- [Exercise prompt]
Copy the data exactly; pictures stay out of the copy.

[Records contained in a dataset]
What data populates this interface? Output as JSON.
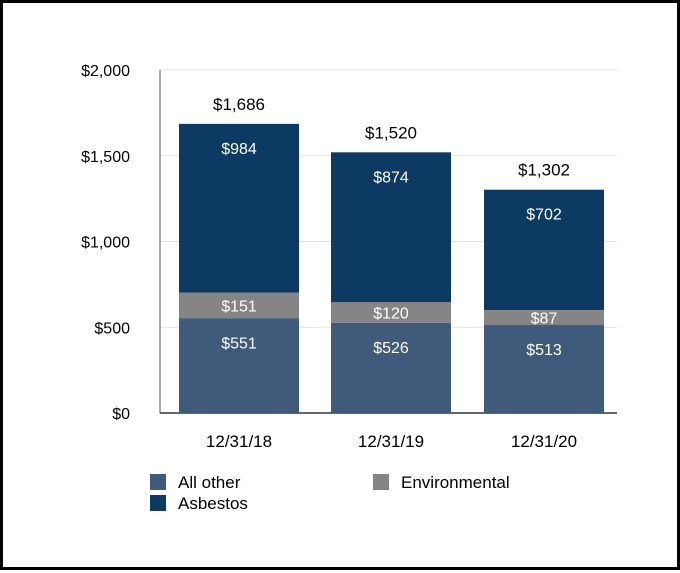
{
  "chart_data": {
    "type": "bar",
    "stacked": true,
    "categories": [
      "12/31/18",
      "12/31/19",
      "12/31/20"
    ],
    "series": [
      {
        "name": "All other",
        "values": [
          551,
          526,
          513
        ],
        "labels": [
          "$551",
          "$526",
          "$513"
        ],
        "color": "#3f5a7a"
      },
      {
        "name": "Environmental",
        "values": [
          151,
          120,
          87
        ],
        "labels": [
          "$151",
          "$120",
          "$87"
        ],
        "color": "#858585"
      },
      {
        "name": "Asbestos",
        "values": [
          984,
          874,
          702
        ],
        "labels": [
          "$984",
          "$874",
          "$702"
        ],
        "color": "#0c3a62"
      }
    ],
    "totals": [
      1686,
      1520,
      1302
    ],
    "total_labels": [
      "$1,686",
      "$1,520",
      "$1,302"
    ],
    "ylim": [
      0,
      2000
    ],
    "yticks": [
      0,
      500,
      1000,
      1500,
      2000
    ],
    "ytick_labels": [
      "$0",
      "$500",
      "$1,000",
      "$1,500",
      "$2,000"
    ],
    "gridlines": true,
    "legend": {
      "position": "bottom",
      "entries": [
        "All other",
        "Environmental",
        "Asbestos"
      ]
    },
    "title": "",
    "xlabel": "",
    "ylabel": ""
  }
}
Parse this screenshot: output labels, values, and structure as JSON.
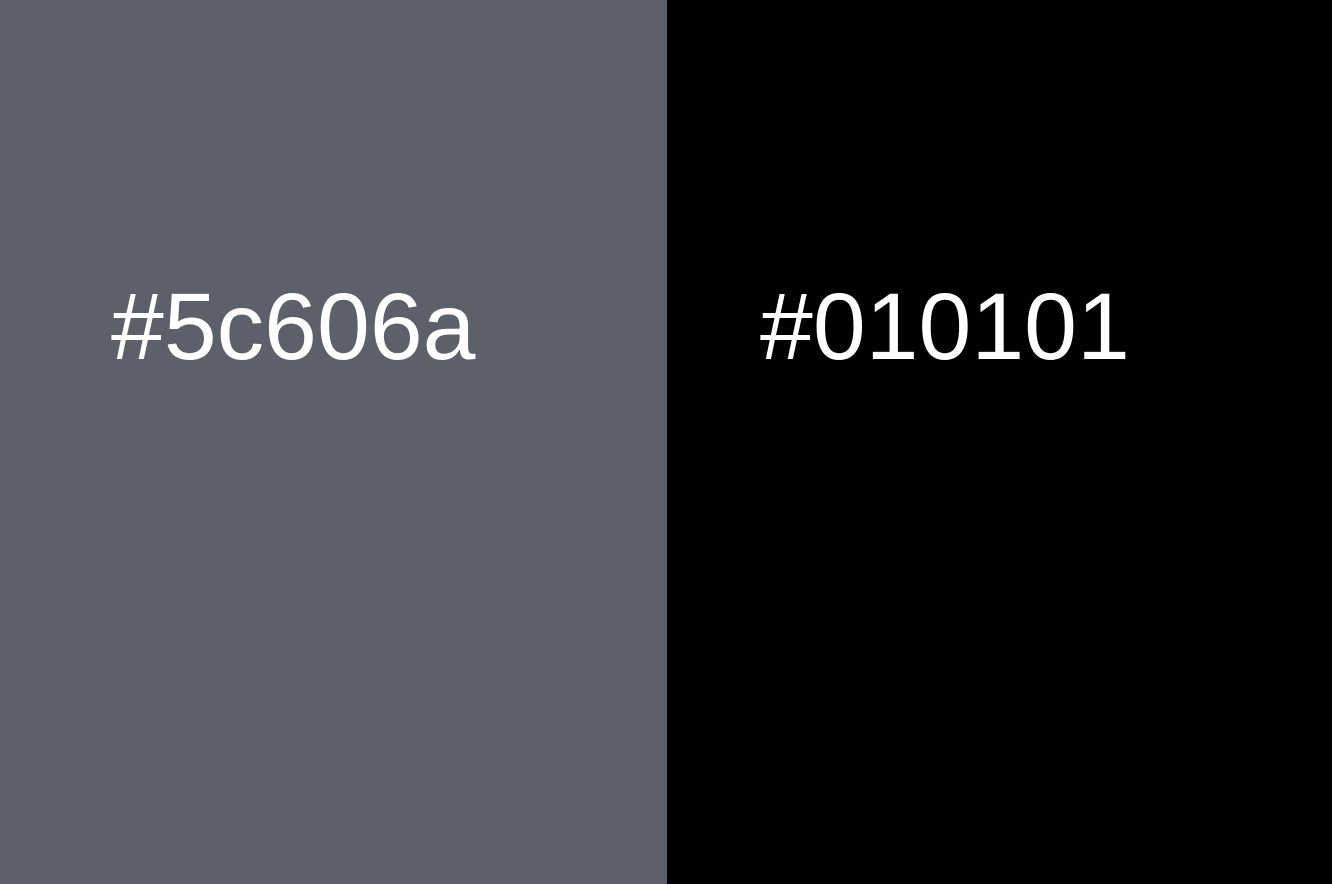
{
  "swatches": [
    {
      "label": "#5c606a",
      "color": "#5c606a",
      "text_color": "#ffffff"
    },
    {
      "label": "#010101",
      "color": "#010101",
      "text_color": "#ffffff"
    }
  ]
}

- [Answer]
What data populates this interface? Output as JSON.
{
  "chart_data": {
    "type": "bar",
    "stacked": true,
    "categories": [
      "12/31/18",
      "12/31/19",
      "12/31/20"
    ],
    "series": [
      {
        "name": "All other",
        "values": [
          551,
          526,
          513
        ],
        "labels": [
          "$551",
          "$526",
          "$513"
        ],
        "color": "#3f5a7a"
      },
      {
        "name": "Environmental",
        "values": [
          151,
          120,
          87
        ],
        "labels": [
          "$151",
          "$120",
          "$87"
        ],
        "color": "#858585"
      },
      {
        "name": "Asbestos",
        "values": [
          984,
          874,
          702
        ],
        "labels": [
          "$984",
          "$874",
          "$702"
        ],
        "color": "#0c3a62"
      }
    ],
    "totals": [
      1686,
      1520,
      1302
    ],
    "total_labels": [
      "$1,686",
      "$1,520",
      "$1,302"
    ],
    "ylim": [
      0,
      2000
    ],
    "yticks": [
      0,
      500,
      1000,
      1500,
      2000
    ],
    "ytick_labels": [
      "$0",
      "$500",
      "$1,000",
      "$1,500",
      "$2,000"
    ],
    "gridlines": true,
    "legend": {
      "position": "bottom",
      "entries": [
        "All other",
        "Environmental",
        "Asbestos"
      ]
    },
    "title": "",
    "xlabel": "",
    "ylabel": ""
  }
}
Parse this screenshot: output labels, values, and structure as JSON.
{
  "swatches": [
    {
      "label": "#5c606a",
      "color": "#5c606a",
      "text_color": "#ffffff"
    },
    {
      "label": "#010101",
      "color": "#010101",
      "text_color": "#ffffff"
    }
  ]
}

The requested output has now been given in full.